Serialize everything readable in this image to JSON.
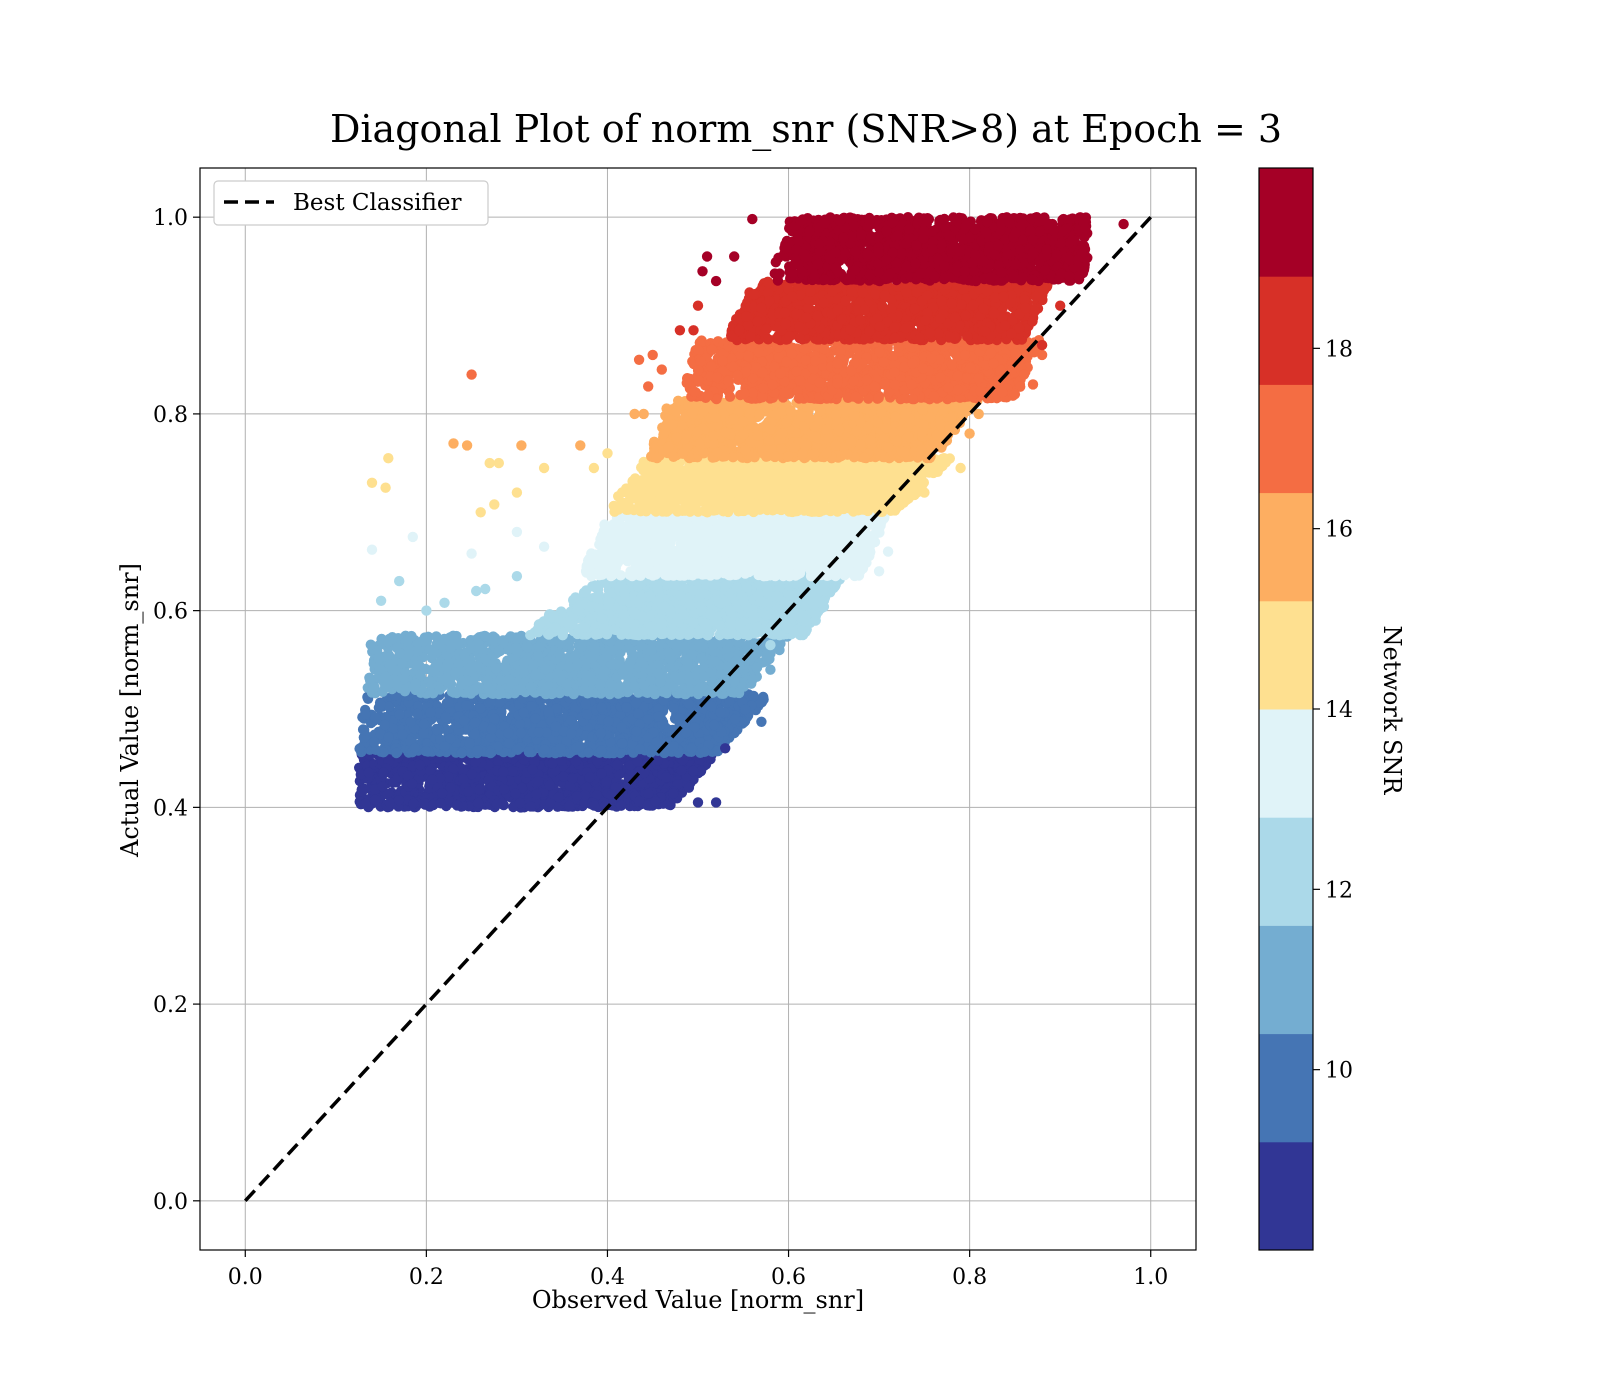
{
  "chart_data": {
    "type": "scatter",
    "title": "Diagonal Plot of norm_snr (SNR>8) at Epoch = 3",
    "xlabel": "Observed Value [norm_snr]",
    "ylabel": "Actual Value [norm_snr]",
    "xlim": [
      -0.05,
      1.05
    ],
    "ylim": [
      -0.05,
      1.05
    ],
    "xticks": [
      "0.0",
      "0.2",
      "0.4",
      "0.6",
      "0.8",
      "1.0"
    ],
    "yticks": [
      "0.0",
      "0.2",
      "0.4",
      "0.6",
      "0.8",
      "1.0"
    ],
    "grid": true,
    "legend": {
      "placement": "upper-left",
      "entries": [
        "Best Classifier"
      ]
    },
    "reference_line": {
      "name": "Best Classifier",
      "style": "dashed",
      "color": "#000000",
      "x": [
        0,
        1
      ],
      "y": [
        0,
        1
      ]
    },
    "colorbar": {
      "label": "Network SNR",
      "range": [
        8,
        20
      ],
      "ticks": [
        "10",
        "12",
        "14",
        "16",
        "18"
      ],
      "colors": [
        "#313695",
        "#4575b4",
        "#74add1",
        "#abd9e9",
        "#e0f3f8",
        "#fee090",
        "#fdae61",
        "#f46d43",
        "#d73027",
        "#a50026"
      ]
    },
    "snr_bands": [
      {
        "snr": 8.6,
        "color": "#313695",
        "y": [
          0.4,
          0.455
        ],
        "x_min": [
          0.125,
          0.125
        ],
        "x_max": [
          0.47,
          0.52
        ]
      },
      {
        "snr": 9.8,
        "color": "#4575b4",
        "y": [
          0.455,
          0.515
        ],
        "x_min": [
          0.125,
          0.13
        ],
        "x_max": [
          0.52,
          0.58
        ]
      },
      {
        "snr": 11.0,
        "color": "#74add1",
        "y": [
          0.515,
          0.575
        ],
        "x_min": [
          0.13,
          0.14
        ],
        "x_max": [
          0.55,
          0.6
        ]
      },
      {
        "snr": 12.2,
        "color": "#abd9e9",
        "y": [
          0.575,
          0.635
        ],
        "x_min": [
          0.3,
          0.4
        ],
        "x_max": [
          0.62,
          0.66
        ]
      },
      {
        "snr": 13.4,
        "color": "#e0f3f8",
        "y": [
          0.635,
          0.7
        ],
        "x_min": [
          0.37,
          0.4
        ],
        "x_max": [
          0.68,
          0.71
        ]
      },
      {
        "snr": 14.6,
        "color": "#fee090",
        "y": [
          0.7,
          0.755
        ],
        "x_min": [
          0.4,
          0.44
        ],
        "x_max": [
          0.72,
          0.78
        ]
      },
      {
        "snr": 15.8,
        "color": "#fdae61",
        "y": [
          0.755,
          0.815
        ],
        "x_min": [
          0.44,
          0.47
        ],
        "x_max": [
          0.76,
          0.81
        ]
      },
      {
        "snr": 17.0,
        "color": "#f46d43",
        "y": [
          0.815,
          0.875
        ],
        "x_min": [
          0.48,
          0.5
        ],
        "x_max": [
          0.85,
          0.88
        ]
      },
      {
        "snr": 18.2,
        "color": "#d73027",
        "y": [
          0.875,
          0.935
        ],
        "x_min": [
          0.53,
          0.56
        ],
        "x_max": [
          0.86,
          0.89
        ]
      },
      {
        "snr": 19.4,
        "color": "#a50026",
        "y": [
          0.935,
          1.0
        ],
        "x_min": [
          0.58,
          0.6
        ],
        "x_max": [
          0.93,
          0.93
        ]
      }
    ],
    "outliers": [
      [
        0.25,
        0.84,
        "#f46d43"
      ],
      [
        0.435,
        0.855,
        "#f46d43"
      ],
      [
        0.14,
        0.73,
        "#fee090"
      ],
      [
        0.155,
        0.725,
        "#fee090"
      ],
      [
        0.158,
        0.755,
        "#fee090"
      ],
      [
        0.23,
        0.77,
        "#fdae61"
      ],
      [
        0.245,
        0.768,
        "#fdae61"
      ],
      [
        0.305,
        0.768,
        "#fdae61"
      ],
      [
        0.37,
        0.768,
        "#fdae61"
      ],
      [
        0.27,
        0.75,
        "#fee090"
      ],
      [
        0.28,
        0.75,
        "#fee090"
      ],
      [
        0.33,
        0.745,
        "#fee090"
      ],
      [
        0.26,
        0.7,
        "#fee090"
      ],
      [
        0.275,
        0.708,
        "#fee090"
      ],
      [
        0.3,
        0.72,
        "#fee090"
      ],
      [
        0.14,
        0.662,
        "#e0f3f8"
      ],
      [
        0.185,
        0.675,
        "#e0f3f8"
      ],
      [
        0.25,
        0.658,
        "#e0f3f8"
      ],
      [
        0.3,
        0.68,
        "#e0f3f8"
      ],
      [
        0.33,
        0.665,
        "#e0f3f8"
      ],
      [
        0.15,
        0.61,
        "#abd9e9"
      ],
      [
        0.17,
        0.63,
        "#abd9e9"
      ],
      [
        0.2,
        0.6,
        "#abd9e9"
      ],
      [
        0.22,
        0.608,
        "#abd9e9"
      ],
      [
        0.255,
        0.62,
        "#abd9e9"
      ],
      [
        0.265,
        0.622,
        "#abd9e9"
      ],
      [
        0.3,
        0.635,
        "#abd9e9"
      ],
      [
        0.58,
        0.565,
        "#abd9e9"
      ],
      [
        0.59,
        0.575,
        "#abd9e9"
      ],
      [
        0.63,
        0.59,
        "#abd9e9"
      ],
      [
        0.64,
        0.62,
        "#abd9e9"
      ],
      [
        0.71,
        0.66,
        "#e0f3f8"
      ],
      [
        0.7,
        0.64,
        "#e0f3f8"
      ],
      [
        0.75,
        0.72,
        "#fee090"
      ],
      [
        0.76,
        0.74,
        "#fee090"
      ],
      [
        0.79,
        0.745,
        "#fee090"
      ],
      [
        0.8,
        0.78,
        "#fdae61"
      ],
      [
        0.81,
        0.8,
        "#fdae61"
      ],
      [
        0.85,
        0.82,
        "#f46d43"
      ],
      [
        0.86,
        0.84,
        "#f46d43"
      ],
      [
        0.88,
        0.86,
        "#f46d43"
      ],
      [
        0.87,
        0.83,
        "#f46d43"
      ],
      [
        0.88,
        0.87,
        "#d73027"
      ],
      [
        0.9,
        0.91,
        "#d73027"
      ],
      [
        0.92,
        0.95,
        "#a50026"
      ],
      [
        0.91,
        0.94,
        "#a50026"
      ],
      [
        0.97,
        0.993,
        "#a50026"
      ],
      [
        0.52,
        0.405,
        "#313695"
      ],
      [
        0.49,
        0.42,
        "#313695"
      ],
      [
        0.5,
        0.405,
        "#313695"
      ],
      [
        0.53,
        0.46,
        "#313695"
      ],
      [
        0.57,
        0.487,
        "#4575b4"
      ],
      [
        0.58,
        0.54,
        "#74add1"
      ],
      [
        0.59,
        0.56,
        "#74add1"
      ],
      [
        0.51,
        0.96,
        "#a50026"
      ],
      [
        0.52,
        0.935,
        "#a50026"
      ],
      [
        0.54,
        0.96,
        "#a50026"
      ],
      [
        0.505,
        0.945,
        "#a50026"
      ],
      [
        0.56,
        0.998,
        "#a50026"
      ],
      [
        0.5,
        0.91,
        "#d73027"
      ],
      [
        0.48,
        0.885,
        "#d73027"
      ],
      [
        0.495,
        0.885,
        "#d73027"
      ],
      [
        0.45,
        0.86,
        "#f46d43"
      ],
      [
        0.445,
        0.828,
        "#f46d43"
      ],
      [
        0.46,
        0.845,
        "#f46d43"
      ],
      [
        0.43,
        0.8,
        "#fdae61"
      ],
      [
        0.44,
        0.8,
        "#fdae61"
      ],
      [
        0.4,
        0.76,
        "#fee090"
      ],
      [
        0.385,
        0.745,
        "#fee090"
      ]
    ]
  }
}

════════

EXERCISE INSTRUCTIONS
Reproduce the records above exactly, leaving out every picture they contain.

COMPLETE ANSWER
Serialize everything readable in this image to JSON.
{
  "chart_data": {
    "type": "scatter",
    "title": "Diagonal Plot of norm_snr (SNR>8) at Epoch = 3",
    "xlabel": "Observed Value [norm_snr]",
    "ylabel": "Actual Value [norm_snr]",
    "xlim": [
      -0.05,
      1.05
    ],
    "ylim": [
      -0.05,
      1.05
    ],
    "xticks": [
      "0.0",
      "0.2",
      "0.4",
      "0.6",
      "0.8",
      "1.0"
    ],
    "yticks": [
      "0.0",
      "0.2",
      "0.4",
      "0.6",
      "0.8",
      "1.0"
    ],
    "grid": true,
    "legend": {
      "placement": "upper-left",
      "entries": [
        "Best Classifier"
      ]
    },
    "reference_line": {
      "name": "Best Classifier",
      "style": "dashed",
      "color": "#000000",
      "x": [
        0,
        1
      ],
      "y": [
        0,
        1
      ]
    },
    "colorbar": {
      "label": "Network SNR",
      "range": [
        8,
        20
      ],
      "ticks": [
        "10",
        "12",
        "14",
        "16",
        "18"
      ],
      "colors": [
        "#313695",
        "#4575b4",
        "#74add1",
        "#abd9e9",
        "#e0f3f8",
        "#fee090",
        "#fdae61",
        "#f46d43",
        "#d73027",
        "#a50026"
      ]
    },
    "snr_bands": [
      {
        "snr": 8.6,
        "color": "#313695",
        "y": [
          0.4,
          0.455
        ],
        "x_min": [
          0.125,
          0.125
        ],
        "x_max": [
          0.47,
          0.52
        ]
      },
      {
        "snr": 9.8,
        "color": "#4575b4",
        "y": [
          0.455,
          0.515
        ],
        "x_min": [
          0.125,
          0.13
        ],
        "x_max": [
          0.52,
          0.58
        ]
      },
      {
        "snr": 11.0,
        "color": "#74add1",
        "y": [
          0.515,
          0.575
        ],
        "x_min": [
          0.13,
          0.14
        ],
        "x_max": [
          0.55,
          0.6
        ]
      },
      {
        "snr": 12.2,
        "color": "#abd9e9",
        "y": [
          0.575,
          0.635
        ],
        "x_min": [
          0.3,
          0.4
        ],
        "x_max": [
          0.62,
          0.66
        ]
      },
      {
        "snr": 13.4,
        "color": "#e0f3f8",
        "y": [
          0.635,
          0.7
        ],
        "x_min": [
          0.37,
          0.4
        ],
        "x_max": [
          0.68,
          0.71
        ]
      },
      {
        "snr": 14.6,
        "color": "#fee090",
        "y": [
          0.7,
          0.755
        ],
        "x_min": [
          0.4,
          0.44
        ],
        "x_max": [
          0.72,
          0.78
        ]
      },
      {
        "snr": 15.8,
        "color": "#fdae61",
        "y": [
          0.755,
          0.815
        ],
        "x_min": [
          0.44,
          0.47
        ],
        "x_max": [
          0.76,
          0.81
        ]
      },
      {
        "snr": 17.0,
        "color": "#f46d43",
        "y": [
          0.815,
          0.875
        ],
        "x_min": [
          0.48,
          0.5
        ],
        "x_max": [
          0.85,
          0.88
        ]
      },
      {
        "snr": 18.2,
        "color": "#d73027",
        "y": [
          0.875,
          0.935
        ],
        "x_min": [
          0.53,
          0.56
        ],
        "x_max": [
          0.86,
          0.89
        ]
      },
      {
        "snr": 19.4,
        "color": "#a50026",
        "y": [
          0.935,
          1.0
        ],
        "x_min": [
          0.58,
          0.6
        ],
        "x_max": [
          0.93,
          0.93
        ]
      }
    ],
    "outliers": [
      [
        0.25,
        0.84,
        "#f46d43"
      ],
      [
        0.435,
        0.855,
        "#f46d43"
      ],
      [
        0.14,
        0.73,
        "#fee090"
      ],
      [
        0.155,
        0.725,
        "#fee090"
      ],
      [
        0.158,
        0.755,
        "#fee090"
      ],
      [
        0.23,
        0.77,
        "#fdae61"
      ],
      [
        0.245,
        0.768,
        "#fdae61"
      ],
      [
        0.305,
        0.768,
        "#fdae61"
      ],
      [
        0.37,
        0.768,
        "#fdae61"
      ],
      [
        0.27,
        0.75,
        "#fee090"
      ],
      [
        0.28,
        0.75,
        "#fee090"
      ],
      [
        0.33,
        0.745,
        "#fee090"
      ],
      [
        0.26,
        0.7,
        "#fee090"
      ],
      [
        0.275,
        0.708,
        "#fee090"
      ],
      [
        0.3,
        0.72,
        "#fee090"
      ],
      [
        0.14,
        0.662,
        "#e0f3f8"
      ],
      [
        0.185,
        0.675,
        "#e0f3f8"
      ],
      [
        0.25,
        0.658,
        "#e0f3f8"
      ],
      [
        0.3,
        0.68,
        "#e0f3f8"
      ],
      [
        0.33,
        0.665,
        "#e0f3f8"
      ],
      [
        0.15,
        0.61,
        "#abd9e9"
      ],
      [
        0.17,
        0.63,
        "#abd9e9"
      ],
      [
        0.2,
        0.6,
        "#abd9e9"
      ],
      [
        0.22,
        0.608,
        "#abd9e9"
      ],
      [
        0.255,
        0.62,
        "#abd9e9"
      ],
      [
        0.265,
        0.622,
        "#abd9e9"
      ],
      [
        0.3,
        0.635,
        "#abd9e9"
      ],
      [
        0.58,
        0.565,
        "#abd9e9"
      ],
      [
        0.59,
        0.575,
        "#abd9e9"
      ],
      [
        0.63,
        0.59,
        "#abd9e9"
      ],
      [
        0.64,
        0.62,
        "#abd9e9"
      ],
      [
        0.71,
        0.66,
        "#e0f3f8"
      ],
      [
        0.7,
        0.64,
        "#e0f3f8"
      ],
      [
        0.75,
        0.72,
        "#fee090"
      ],
      [
        0.76,
        0.74,
        "#fee090"
      ],
      [
        0.79,
        0.745,
        "#fee090"
      ],
      [
        0.8,
        0.78,
        "#fdae61"
      ],
      [
        0.81,
        0.8,
        "#fdae61"
      ],
      [
        0.85,
        0.82,
        "#f46d43"
      ],
      [
        0.86,
        0.84,
        "#f46d43"
      ],
      [
        0.88,
        0.86,
        "#f46d43"
      ],
      [
        0.87,
        0.83,
        "#f46d43"
      ],
      [
        0.88,
        0.87,
        "#d73027"
      ],
      [
        0.9,
        0.91,
        "#d73027"
      ],
      [
        0.92,
        0.95,
        "#a50026"
      ],
      [
        0.91,
        0.94,
        "#a50026"
      ],
      [
        0.97,
        0.993,
        "#a50026"
      ],
      [
        0.52,
        0.405,
        "#313695"
      ],
      [
        0.49,
        0.42,
        "#313695"
      ],
      [
        0.5,
        0.405,
        "#313695"
      ],
      [
        0.53,
        0.46,
        "#313695"
      ],
      [
        0.57,
        0.487,
        "#4575b4"
      ],
      [
        0.58,
        0.54,
        "#74add1"
      ],
      [
        0.59,
        0.56,
        "#74add1"
      ],
      [
        0.51,
        0.96,
        "#a50026"
      ],
      [
        0.52,
        0.935,
        "#a50026"
      ],
      [
        0.54,
        0.96,
        "#a50026"
      ],
      [
        0.505,
        0.945,
        "#a50026"
      ],
      [
        0.56,
        0.998,
        "#a50026"
      ],
      [
        0.5,
        0.91,
        "#d73027"
      ],
      [
        0.48,
        0.885,
        "#d73027"
      ],
      [
        0.495,
        0.885,
        "#d73027"
      ],
      [
        0.45,
        0.86,
        "#f46d43"
      ],
      [
        0.445,
        0.828,
        "#f46d43"
      ],
      [
        0.46,
        0.845,
        "#f46d43"
      ],
      [
        0.43,
        0.8,
        "#fdae61"
      ],
      [
        0.44,
        0.8,
        "#fdae61"
      ],
      [
        0.4,
        0.76,
        "#fee090"
      ],
      [
        0.385,
        0.745,
        "#fee090"
      ]
    ]
  }
}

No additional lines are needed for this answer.